- What you should do
Select and copy out every line in the records containing "allowed".

Stored data entries:
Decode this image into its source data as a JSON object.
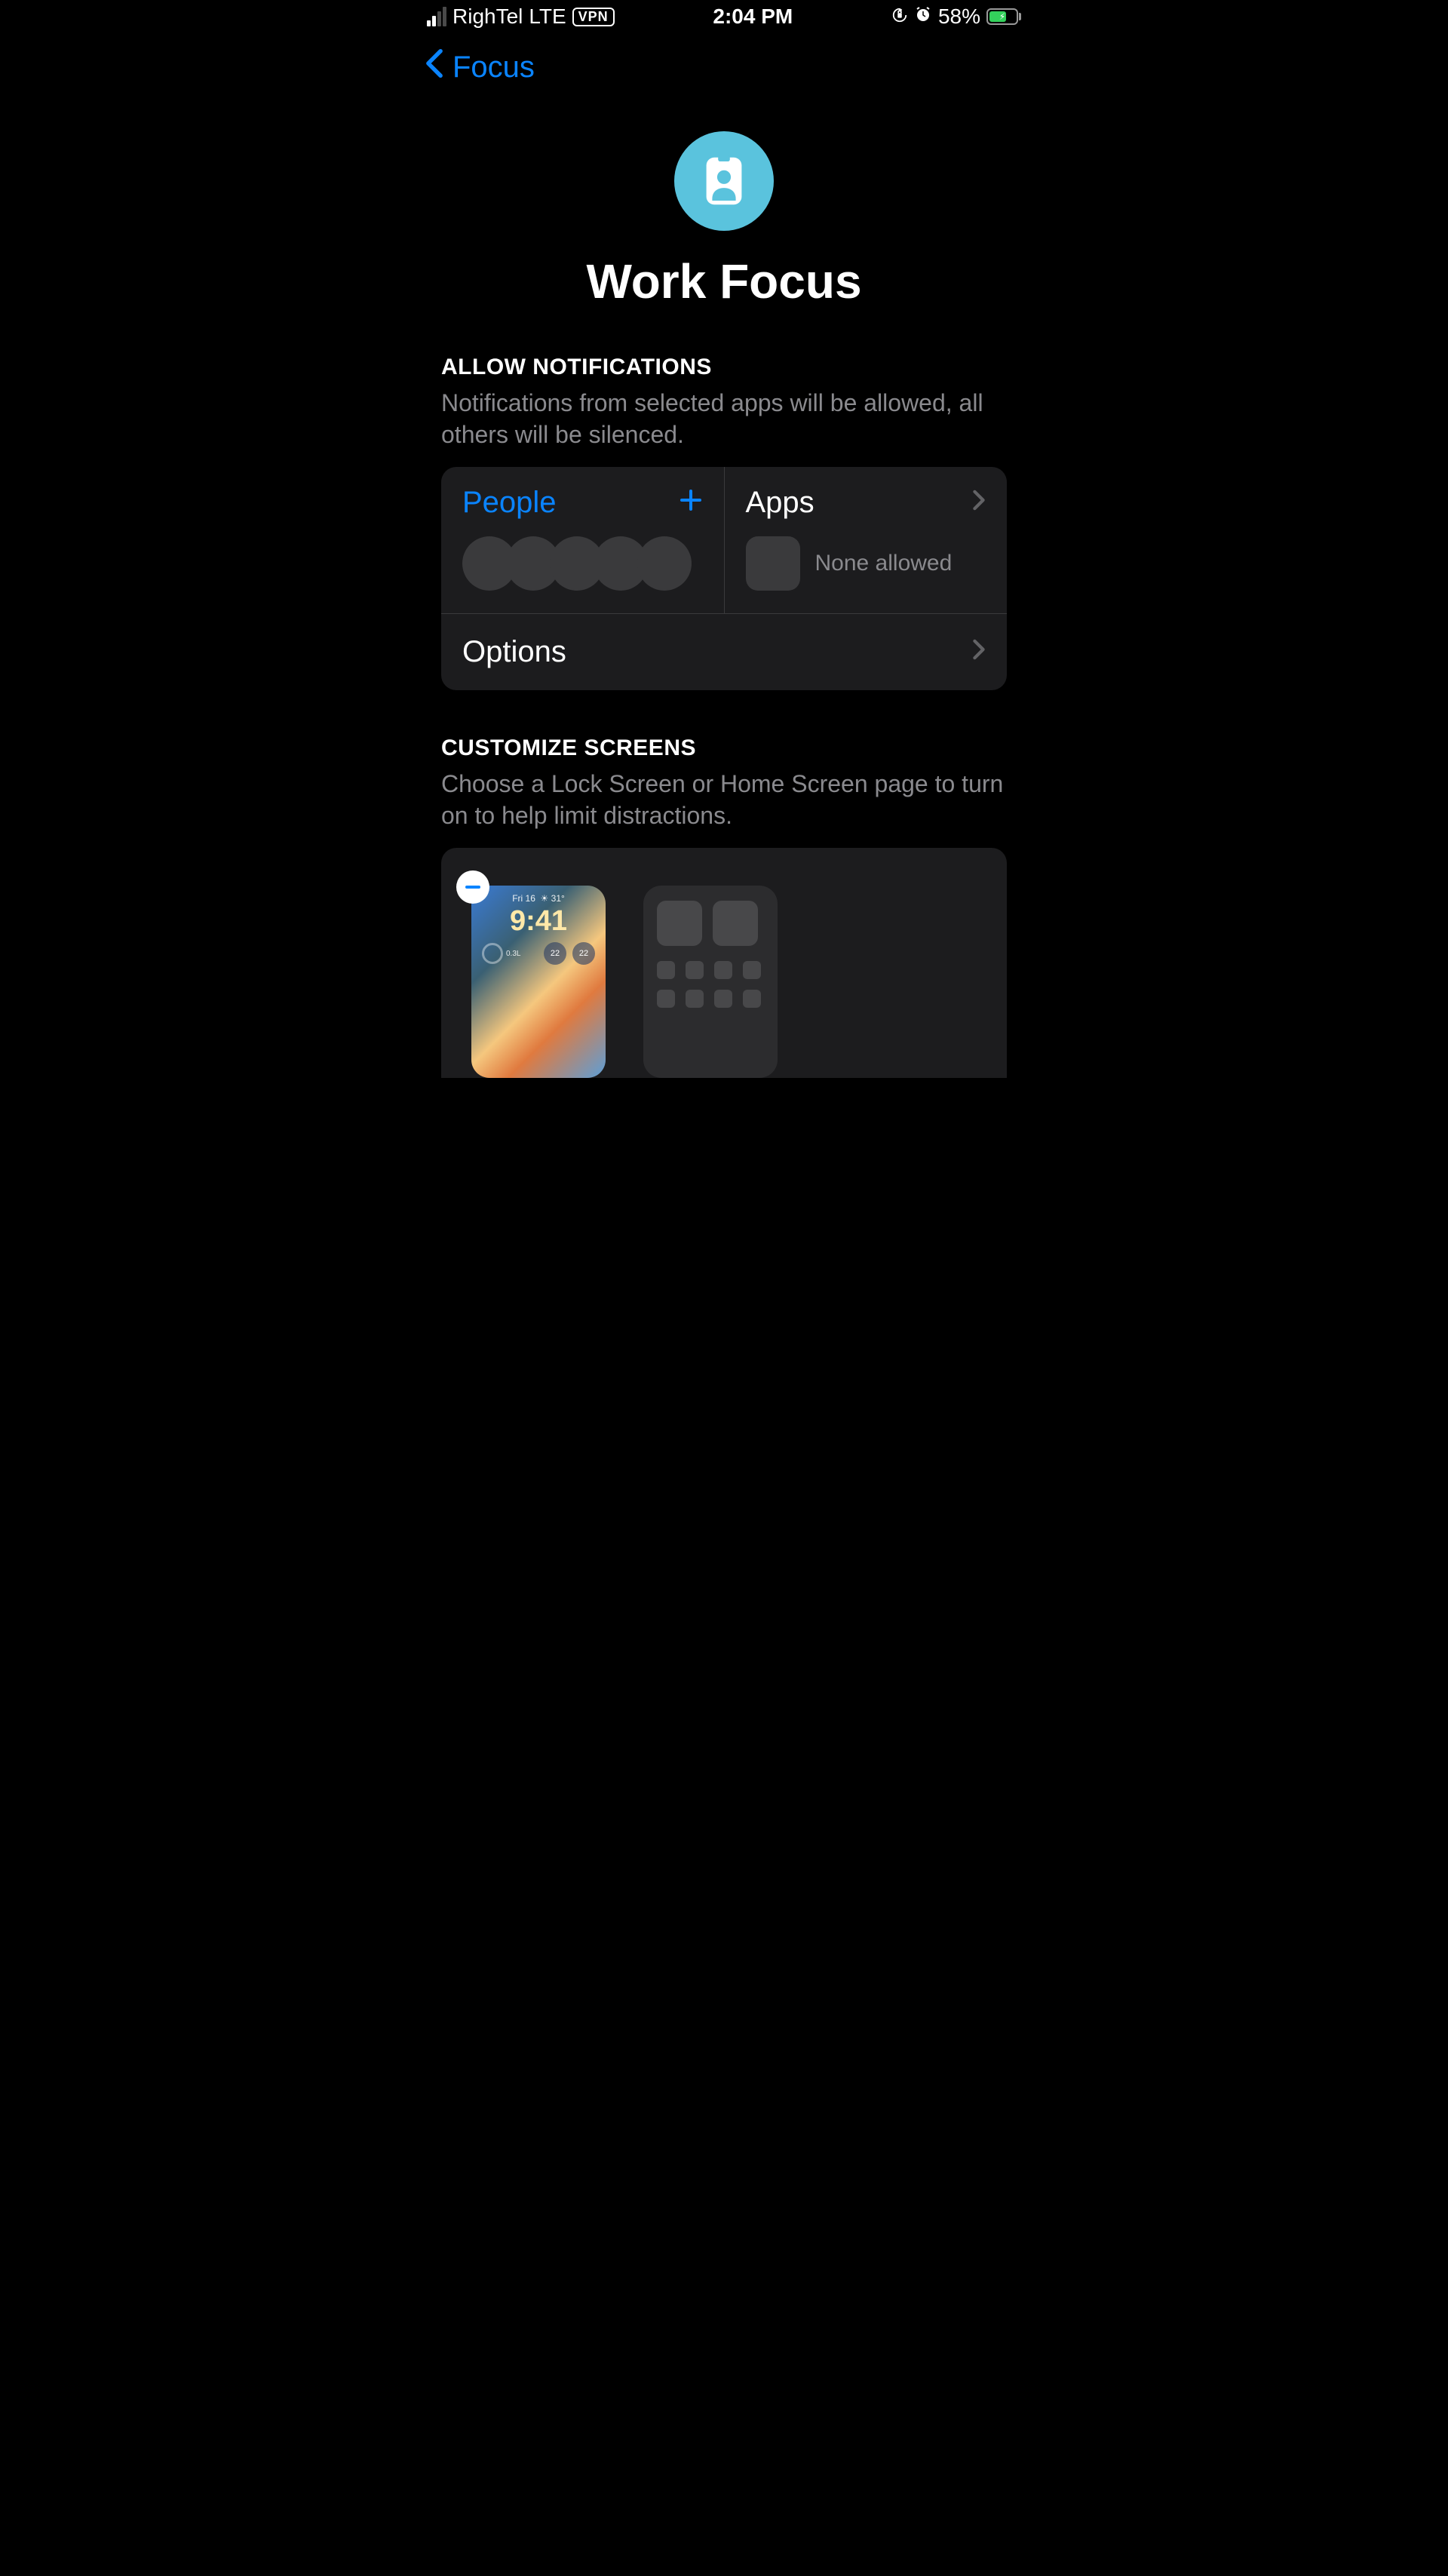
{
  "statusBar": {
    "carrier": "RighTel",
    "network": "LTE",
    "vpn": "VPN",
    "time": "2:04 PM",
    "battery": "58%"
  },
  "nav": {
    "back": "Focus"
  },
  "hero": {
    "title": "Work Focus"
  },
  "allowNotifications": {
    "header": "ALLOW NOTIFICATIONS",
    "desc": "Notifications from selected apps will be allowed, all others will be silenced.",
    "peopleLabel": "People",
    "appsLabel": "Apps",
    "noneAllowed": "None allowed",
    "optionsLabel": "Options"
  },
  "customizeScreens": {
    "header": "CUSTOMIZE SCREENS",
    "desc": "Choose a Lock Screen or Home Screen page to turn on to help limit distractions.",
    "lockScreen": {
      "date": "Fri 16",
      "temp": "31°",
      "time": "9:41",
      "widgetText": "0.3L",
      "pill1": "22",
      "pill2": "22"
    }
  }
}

- Solution to the problem
    "desc": "Notifications from selected apps will be allowed, all others will be silenced.",
    "noneAllowed": "None allowed",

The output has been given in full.